*TASK REQUIREMENTS*.
Provide an exact copy of the data, excluding the images.

● ● ●

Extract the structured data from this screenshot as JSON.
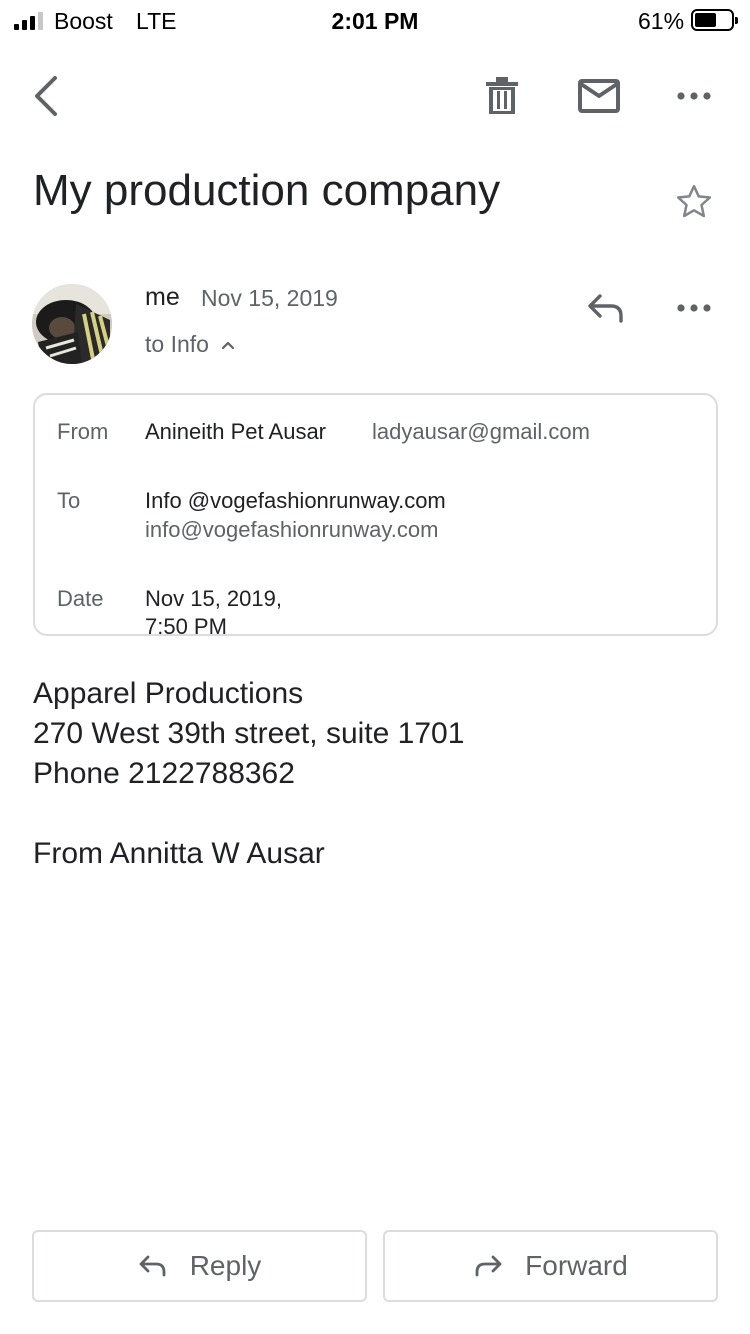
{
  "status_bar": {
    "carrier": "Boost",
    "network": "LTE",
    "time": "2:01 PM",
    "battery_percent": "61%",
    "battery_level": 0.61
  },
  "toolbar": {
    "back_icon": "chevron-left-icon",
    "delete_icon": "trash-icon",
    "mark_unread_icon": "envelope-icon",
    "more_icon": "more-horizontal-icon"
  },
  "email": {
    "subject": "My production company",
    "star_icon": "star-outline-icon",
    "sender": {
      "name": "me",
      "date": "Nov 15, 2019",
      "recipient_summary": "to Info"
    },
    "details": {
      "from_label": "From",
      "from_name": "Anineith Pet Ausar",
      "from_email": "ladyausar@gmail.com",
      "to_label": "To",
      "to_name": "Info @vogefashionrunway.com",
      "to_email": "info@vogefashionrunway.com",
      "date_label": "Date",
      "date_line1": "Nov 15, 2019,",
      "date_line2": "7:50 PM"
    },
    "body": [
      "Apparel Productions",
      "270 West 39th street, suite 1701",
      "Phone 2122788362",
      "",
      "From Annitta W Ausar"
    ]
  },
  "actions": {
    "reply_label": "Reply",
    "forward_label": "Forward"
  },
  "colors": {
    "text_primary": "#202124",
    "text_secondary": "#5f6368",
    "border": "#dadce0"
  }
}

● ● ●

*SOLUTION TO THE EXERCISE*.
Extract the structured data from this screenshot as JSON.
{
  "status_bar": {
    "carrier": "Boost",
    "network": "LTE",
    "time": "2:01 PM",
    "battery_percent": "61%",
    "battery_level": 0.61
  },
  "toolbar": {
    "back_icon": "chevron-left-icon",
    "delete_icon": "trash-icon",
    "mark_unread_icon": "envelope-icon",
    "more_icon": "more-horizontal-icon"
  },
  "email": {
    "subject": "My production company",
    "star_icon": "star-outline-icon",
    "sender": {
      "name": "me",
      "date": "Nov 15, 2019",
      "recipient_summary": "to Info"
    },
    "details": {
      "from_label": "From",
      "from_name": "Anineith Pet Ausar",
      "from_email": "ladyausar@gmail.com",
      "to_label": "To",
      "to_name": "Info @vogefashionrunway.com",
      "to_email": "info@vogefashionrunway.com",
      "date_label": "Date",
      "date_line1": "Nov 15, 2019,",
      "date_line2": "7:50 PM"
    },
    "body": [
      "Apparel Productions",
      "270 West 39th street, suite 1701",
      "Phone 2122788362",
      "",
      "From Annitta W Ausar"
    ]
  },
  "actions": {
    "reply_label": "Reply",
    "forward_label": "Forward"
  },
  "colors": {
    "text_primary": "#202124",
    "text_secondary": "#5f6368",
    "border": "#dadce0"
  }
}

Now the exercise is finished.